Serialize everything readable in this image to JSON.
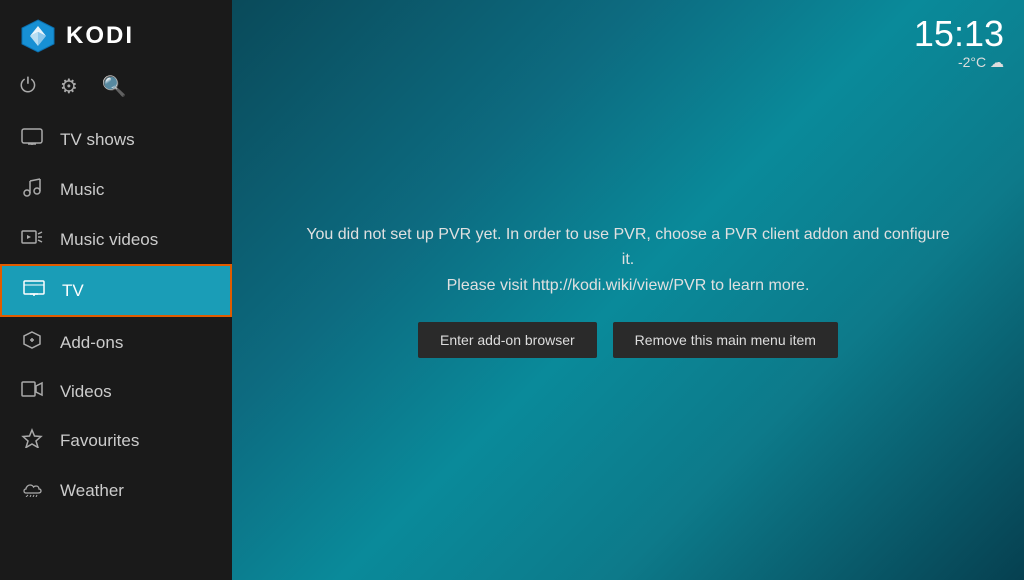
{
  "app": {
    "title": "KODI"
  },
  "clock": {
    "time": "15:13",
    "weather": "-2°C ☁"
  },
  "toolbar": {
    "icons": [
      "power",
      "settings",
      "search"
    ]
  },
  "sidebar": {
    "items": [
      {
        "id": "tv-shows",
        "label": "TV shows",
        "icon": "tv"
      },
      {
        "id": "music",
        "label": "Music",
        "icon": "music"
      },
      {
        "id": "music-videos",
        "label": "Music videos",
        "icon": "music-video"
      },
      {
        "id": "tv",
        "label": "TV",
        "icon": "tv-live",
        "active": true
      },
      {
        "id": "add-ons",
        "label": "Add-ons",
        "icon": "addon"
      },
      {
        "id": "videos",
        "label": "Videos",
        "icon": "video"
      },
      {
        "id": "favourites",
        "label": "Favourites",
        "icon": "star"
      },
      {
        "id": "weather",
        "label": "Weather",
        "icon": "weather"
      }
    ]
  },
  "pvr": {
    "message": "You did not set up PVR yet. In order to use PVR, choose a PVR client addon and configure it.\nPlease visit http://kodi.wiki/view/PVR to learn more.",
    "message_line1": "You did not set up PVR yet. In order to use PVR, choose a PVR client addon and configure it.",
    "message_line2": "Please visit http://kodi.wiki/view/PVR to learn more.",
    "btn_addon": "Enter add-on browser",
    "btn_remove": "Remove this main menu item"
  }
}
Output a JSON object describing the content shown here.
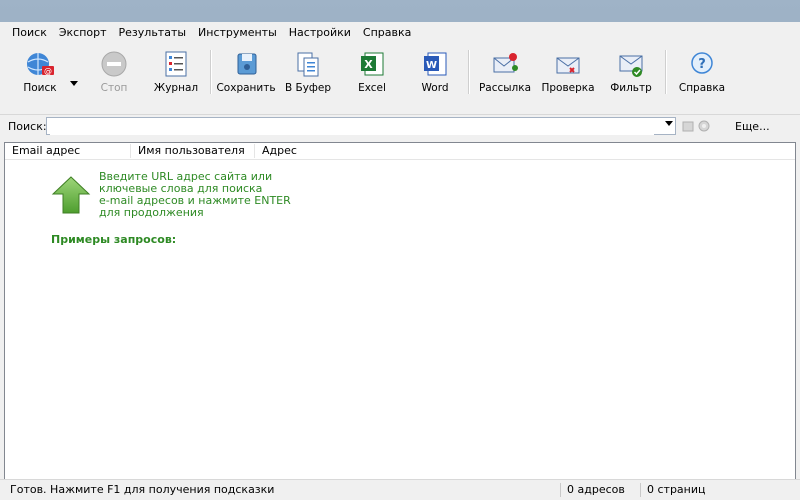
{
  "menu": {
    "items": [
      "Поиск",
      "Экспорт",
      "Результаты",
      "Инструменты",
      "Настройки",
      "Справка"
    ]
  },
  "toolbar": {
    "search": "Поиск",
    "stop": "Стоп",
    "journal": "Журнал",
    "save": "Сохранить",
    "buffer": "В Буфер",
    "excel": "Excel",
    "word": "Word",
    "mailing": "Рассылка",
    "check": "Проверка",
    "filter": "Фильтр",
    "help": "Справка"
  },
  "search": {
    "label": "Поиск:",
    "value": "",
    "more": "Еще..."
  },
  "list": {
    "columns": [
      "Email адрес",
      "Имя пользователя",
      "Адрес"
    ],
    "hint_lines": [
      "Введите URL адрес сайта или",
      "ключевые слова для поиска",
      "e-mail адресов и нажмите ENTER",
      "для продолжения"
    ],
    "examples_label": "Примеры запросов:"
  },
  "status": {
    "message": "Готов. Нажмите F1 для получения подсказки",
    "addresses": "0 адресов",
    "pages": "0 страниц"
  },
  "colors": {
    "hint_green": "#2e8a24",
    "excel_green": "#1d7a35",
    "word_blue": "#2a5ab8"
  }
}
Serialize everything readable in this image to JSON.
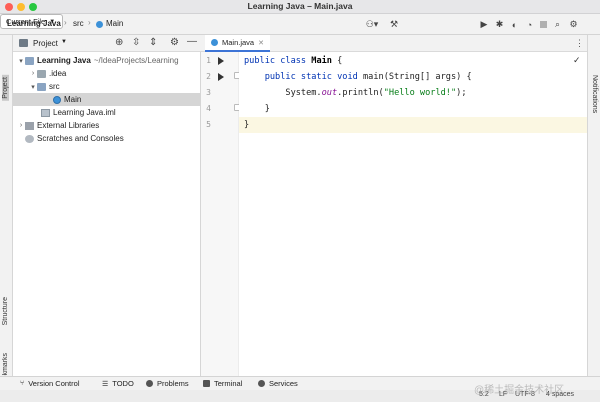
{
  "window": {
    "title": "Learning Java – Main.java",
    "traffic_colors": [
      "#fe5f57",
      "#febc2e",
      "#28c840"
    ]
  },
  "navbar": {
    "breadcrumb": [
      "Learning Java",
      "src",
      "Main"
    ],
    "run_config": "Current File"
  },
  "side_tools": {
    "project": "Project",
    "structure": "Structure",
    "bookmarks": "Bookmarks",
    "notifications": "Notifications"
  },
  "project_panel": {
    "title": "Project",
    "tree": [
      {
        "label": "Learning Java",
        "path": "~/IdeaProjects/Learning",
        "bold": true,
        "expanded": true
      },
      {
        "label": ".idea",
        "expanded": false
      },
      {
        "label": "src",
        "expanded": true
      },
      {
        "label": "Main",
        "selected": true
      },
      {
        "label": "Learning Java.iml"
      },
      {
        "label": "External Libraries",
        "expanded": false
      },
      {
        "label": "Scratches and Consoles"
      }
    ]
  },
  "editor": {
    "tab_label": "Main.java",
    "line_numbers": [
      "1",
      "2",
      "3",
      "4",
      "5"
    ],
    "code": {
      "l1_kw": "public class ",
      "l1_cls": "Main",
      "l1_brace": " {",
      "l2_kw": "    public static void ",
      "l2_rest": "main(String[] args) {",
      "l3_pre": "        System.",
      "l3_out": "out",
      "l3_mid": ".println(",
      "l3_str": "\"Hello world!\"",
      "l3_end": ");",
      "l4": "    }",
      "l5": "}"
    }
  },
  "statusbar": {
    "version_control": "Version Control",
    "todo": "TODO",
    "problems": "Problems",
    "terminal": "Terminal",
    "services": "Services"
  },
  "bottombar": {
    "position": "5:2",
    "line_sep": "LF",
    "encoding": "UTF-8",
    "indent": "4 spaces"
  },
  "watermark": "@稀土掘金技术社区",
  "icons": [
    "git-icon",
    "hammer-icon",
    "run-icon",
    "debug-icon",
    "coverage-icon",
    "stop-icon",
    "search-icon",
    "gear-icon",
    "target-icon",
    "expand-icon",
    "collapse-icon",
    "minimize-icon",
    "check-icon"
  ]
}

+-------+

▶ DO THIS: The entries above should be reproduced exactly, without their pictures.

▶ TASK RESPONSE:
Serialize everything readable in this image to JSON.
{
  "app": {
    "title": "KODI"
  },
  "clock": {
    "time": "15:13",
    "weather": "-2°C ☁"
  },
  "toolbar": {
    "icons": [
      "power",
      "settings",
      "search"
    ]
  },
  "sidebar": {
    "items": [
      {
        "id": "tv-shows",
        "label": "TV shows",
        "icon": "tv"
      },
      {
        "id": "music",
        "label": "Music",
        "icon": "music"
      },
      {
        "id": "music-videos",
        "label": "Music videos",
        "icon": "music-video"
      },
      {
        "id": "tv",
        "label": "TV",
        "icon": "tv-live",
        "active": true
      },
      {
        "id": "add-ons",
        "label": "Add-ons",
        "icon": "addon"
      },
      {
        "id": "videos",
        "label": "Videos",
        "icon": "video"
      },
      {
        "id": "favourites",
        "label": "Favourites",
        "icon": "star"
      },
      {
        "id": "weather",
        "label": "Weather",
        "icon": "weather"
      }
    ]
  },
  "pvr": {
    "message": "You did not set up PVR yet. In order to use PVR, choose a PVR client addon and configure it.\nPlease visit http://kodi.wiki/view/PVR to learn more.",
    "message_line1": "You did not set up PVR yet. In order to use PVR, choose a PVR client addon and configure it.",
    "message_line2": "Please visit http://kodi.wiki/view/PVR to learn more.",
    "btn_addon": "Enter add-on browser",
    "btn_remove": "Remove this main menu item"
  }
}
Output a JSON object describing the content shown here.
{
  "menu": {
    "items": [
      "Поиск",
      "Экспорт",
      "Результаты",
      "Инструменты",
      "Настройки",
      "Справка"
    ]
  },
  "toolbar": {
    "search": "Поиск",
    "stop": "Стоп",
    "journal": "Журнал",
    "save": "Сохранить",
    "buffer": "В Буфер",
    "excel": "Excel",
    "word": "Word",
    "mailing": "Рассылка",
    "check": "Проверка",
    "filter": "Фильтр",
    "help": "Справка"
  },
  "search": {
    "label": "Поиск:",
    "value": "",
    "more": "Еще..."
  },
  "list": {
    "columns": [
      "Email адрес",
      "Имя пользователя",
      "Адрес"
    ],
    "hint_lines": [
      "Введите URL адрес сайта или",
      "ключевые слова для поиска",
      "e-mail адресов и нажмите ENTER",
      "для продолжения"
    ],
    "examples_label": "Примеры запросов:"
  },
  "status": {
    "message": "Готов. Нажмите F1 для получения подсказки",
    "addresses": "0 адресов",
    "pages": "0 страниц"
  },
  "colors": {
    "hint_green": "#2e8a24",
    "excel_green": "#1d7a35",
    "word_blue": "#2a5ab8"
  }
}
Serialize everything readable in this image to JSON.
{
  "window": {
    "title": "Learning Java – Main.java",
    "traffic_colors": [
      "#fe5f57",
      "#febc2e",
      "#28c840"
    ]
  },
  "navbar": {
    "breadcrumb": [
      "Learning Java",
      "src",
      "Main"
    ],
    "run_config": "Current File"
  },
  "side_tools": {
    "project": "Project",
    "structure": "Structure",
    "bookmarks": "Bookmarks",
    "notifications": "Notifications"
  },
  "project_panel": {
    "title": "Project",
    "tree": [
      {
        "label": "Learning Java",
        "path": "~/IdeaProjects/Learning",
        "bold": true,
        "expanded": true
      },
      {
        "label": ".idea",
        "expanded": false
      },
      {
        "label": "src",
        "expanded": true
      },
      {
        "label": "Main",
        "selected": true
      },
      {
        "label": "Learning Java.iml"
      },
      {
        "label": "External Libraries",
        "expanded": false
      },
      {
        "label": "Scratches and Consoles"
      }
    ]
  },
  "editor": {
    "tab_label": "Main.java",
    "line_numbers": [
      "1",
      "2",
      "3",
      "4",
      "5"
    ],
    "code": {
      "l1_kw": "public class ",
      "l1_cls": "Main",
      "l1_brace": " {",
      "l2_kw": "    public static void ",
      "l2_rest": "main(String[] args) {",
      "l3_pre": "        System.",
      "l3_out": "out",
      "l3_mid": ".println(",
      "l3_str": "\"Hello world!\"",
      "l3_end": ");",
      "l4": "    }",
      "l5": "}"
    }
  },
  "statusbar": {
    "version_control": "Version Control",
    "todo": "TODO",
    "problems": "Problems",
    "terminal": "Terminal",
    "services": "Services"
  },
  "bottombar": {
    "position": "5:2",
    "line_sep": "LF",
    "encoding": "UTF-8",
    "indent": "4 spaces"
  },
  "watermark": "@稀土掘金技术社区",
  "icons": [
    "git-icon",
    "hammer-icon",
    "run-icon",
    "debug-icon",
    "coverage-icon",
    "stop-icon",
    "search-icon",
    "gear-icon",
    "target-icon",
    "expand-icon",
    "collapse-icon",
    "minimize-icon",
    "check-icon"
  ]
}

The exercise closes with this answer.